GOAL OF THE EXERCISE: A faithful transcription of all the data is required.

-*-

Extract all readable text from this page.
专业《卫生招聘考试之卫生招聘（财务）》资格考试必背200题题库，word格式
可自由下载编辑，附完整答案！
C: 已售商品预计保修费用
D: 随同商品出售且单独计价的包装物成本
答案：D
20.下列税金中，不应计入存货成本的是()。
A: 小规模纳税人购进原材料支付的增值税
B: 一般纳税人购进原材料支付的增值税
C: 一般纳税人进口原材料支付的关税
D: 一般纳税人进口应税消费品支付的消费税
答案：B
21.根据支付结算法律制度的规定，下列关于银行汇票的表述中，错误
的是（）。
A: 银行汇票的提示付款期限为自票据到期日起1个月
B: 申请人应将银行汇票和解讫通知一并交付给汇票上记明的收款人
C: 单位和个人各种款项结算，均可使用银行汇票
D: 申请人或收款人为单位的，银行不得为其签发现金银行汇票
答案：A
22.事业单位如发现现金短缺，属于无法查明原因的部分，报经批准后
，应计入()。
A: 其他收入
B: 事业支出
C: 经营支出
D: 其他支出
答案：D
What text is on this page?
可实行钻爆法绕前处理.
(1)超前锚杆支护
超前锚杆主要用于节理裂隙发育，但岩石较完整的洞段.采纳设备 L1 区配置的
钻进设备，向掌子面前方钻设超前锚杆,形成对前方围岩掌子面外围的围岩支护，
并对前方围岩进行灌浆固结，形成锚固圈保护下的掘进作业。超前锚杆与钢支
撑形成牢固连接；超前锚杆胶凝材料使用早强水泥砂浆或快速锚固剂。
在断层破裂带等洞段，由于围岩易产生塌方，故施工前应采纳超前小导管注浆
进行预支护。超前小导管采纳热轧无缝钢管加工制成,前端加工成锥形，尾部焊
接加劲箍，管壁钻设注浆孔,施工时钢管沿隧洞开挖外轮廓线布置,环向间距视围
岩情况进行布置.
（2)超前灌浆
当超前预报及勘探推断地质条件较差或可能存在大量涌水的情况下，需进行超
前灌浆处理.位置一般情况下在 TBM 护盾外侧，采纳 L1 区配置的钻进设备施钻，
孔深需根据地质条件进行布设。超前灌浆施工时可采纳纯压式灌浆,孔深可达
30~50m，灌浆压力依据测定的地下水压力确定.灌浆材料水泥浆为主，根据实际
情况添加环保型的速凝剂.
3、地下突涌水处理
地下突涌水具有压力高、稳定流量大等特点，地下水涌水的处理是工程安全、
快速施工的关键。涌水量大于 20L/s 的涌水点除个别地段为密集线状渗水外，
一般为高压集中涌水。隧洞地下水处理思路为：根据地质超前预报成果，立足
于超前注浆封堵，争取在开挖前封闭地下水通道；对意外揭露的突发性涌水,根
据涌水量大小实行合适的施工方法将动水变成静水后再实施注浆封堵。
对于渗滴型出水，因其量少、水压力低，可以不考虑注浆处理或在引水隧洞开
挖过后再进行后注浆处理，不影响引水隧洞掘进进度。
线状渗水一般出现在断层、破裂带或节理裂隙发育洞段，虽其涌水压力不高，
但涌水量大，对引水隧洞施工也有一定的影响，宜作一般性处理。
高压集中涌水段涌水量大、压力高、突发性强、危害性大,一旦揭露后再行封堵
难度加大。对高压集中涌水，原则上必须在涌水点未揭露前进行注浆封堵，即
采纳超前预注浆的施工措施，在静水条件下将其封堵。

-*-

TASK SOLUTION:
Extract all readable text from this page.
专业《卫生招聘考试之卫生招聘（财务）》资格考试必背200题题库，word格式
可自由下载编辑，附完整答案！
C: 已售商品预计保修费用
D: 随同商品出售且单独计价的包装物成本
答案：D
20.下列税金中，不应计入存货成本的是()。
A: 小规模纳税人购进原材料支付的增值税
B: 一般纳税人购进原材料支付的增值税
C: 一般纳税人进口原材料支付的关税
D: 一般纳税人进口应税消费品支付的消费税
答案：B
21.根据支付结算法律制度的规定，下列关于银行汇票的表述中，错误
的是（）。
A: 银行汇票的提示付款期限为自票据到期日起1个月
B: 申请人应将银行汇票和解讫通知一并交付给汇票上记明的收款人
C: 单位和个人各种款项结算，均可使用银行汇票
D: 申请人或收款人为单位的，银行不得为其签发现金银行汇票
答案：A
22.事业单位如发现现金短缺，属于无法查明原因的部分，报经批准后
，应计入()。
A: 其他收入
B: 事业支出
C: 经营支出
D: 其他支出
答案：D
What text is on this page?
可实行钻爆法绕前处理.
(1)超前锚杆支护
超前锚杆主要用于节理裂隙发育，但岩石较完整的洞段.采纳设备 L1 区配置的
钻进设备，向掌子面前方钻设超前锚杆,形成对前方围岩掌子面外围的围岩支护，
并对前方围岩进行灌浆固结，形成锚固圈保护下的掘进作业。超前锚杆与钢支
撑形成牢固连接；超前锚杆胶凝材料使用早强水泥砂浆或快速锚固剂。
在断层破裂带等洞段，由于围岩易产生塌方，故施工前应采纳超前小导管注浆
进行预支护。超前小导管采纳热轧无缝钢管加工制成,前端加工成锥形，尾部焊
接加劲箍，管壁钻设注浆孔,施工时钢管沿隧洞开挖外轮廓线布置,环向间距视围
岩情况进行布置.
（2)超前灌浆
当超前预报及勘探推断地质条件较差或可能存在大量涌水的情况下，需进行超
前灌浆处理.位置一般情况下在 TBM 护盾外侧，采纳 L1 区配置的钻进设备施钻，
孔深需根据地质条件进行布设。超前灌浆施工时可采纳纯压式灌浆,孔深可达
30~50m，灌浆压力依据测定的地下水压力确定.灌浆材料水泥浆为主，根据实际
情况添加环保型的速凝剂.
3、地下突涌水处理
地下突涌水具有压力高、稳定流量大等特点，地下水涌水的处理是工程安全、
快速施工的关键。涌水量大于 20L/s 的涌水点除个别地段为密集线状渗水外，
一般为高压集中涌水。隧洞地下水处理思路为：根据地质超前预报成果，立足
于超前注浆封堵，争取在开挖前封闭地下水通道；对意外揭露的突发性涌水,根
据涌水量大小实行合适的施工方法将动水变成静水后再实施注浆封堵。
对于渗滴型出水，因其量少、水压力低，可以不考虑注浆处理或在引水隧洞开
挖过后再进行后注浆处理，不影响引水隧洞掘进进度。
线状渗水一般出现在断层、破裂带或节理裂隙发育洞段，虽其涌水压力不高，
但涌水量大，对引水隧洞施工也有一定的影响，宜作一般性处理。
高压集中涌水段涌水量大、压力高、突发性强、危害性大,一旦揭露后再行封堵
难度加大。对高压集中涌水，原则上必须在涌水点未揭露前进行注浆封堵，即
采纳超前预注浆的施工措施，在静水条件下将其封堵。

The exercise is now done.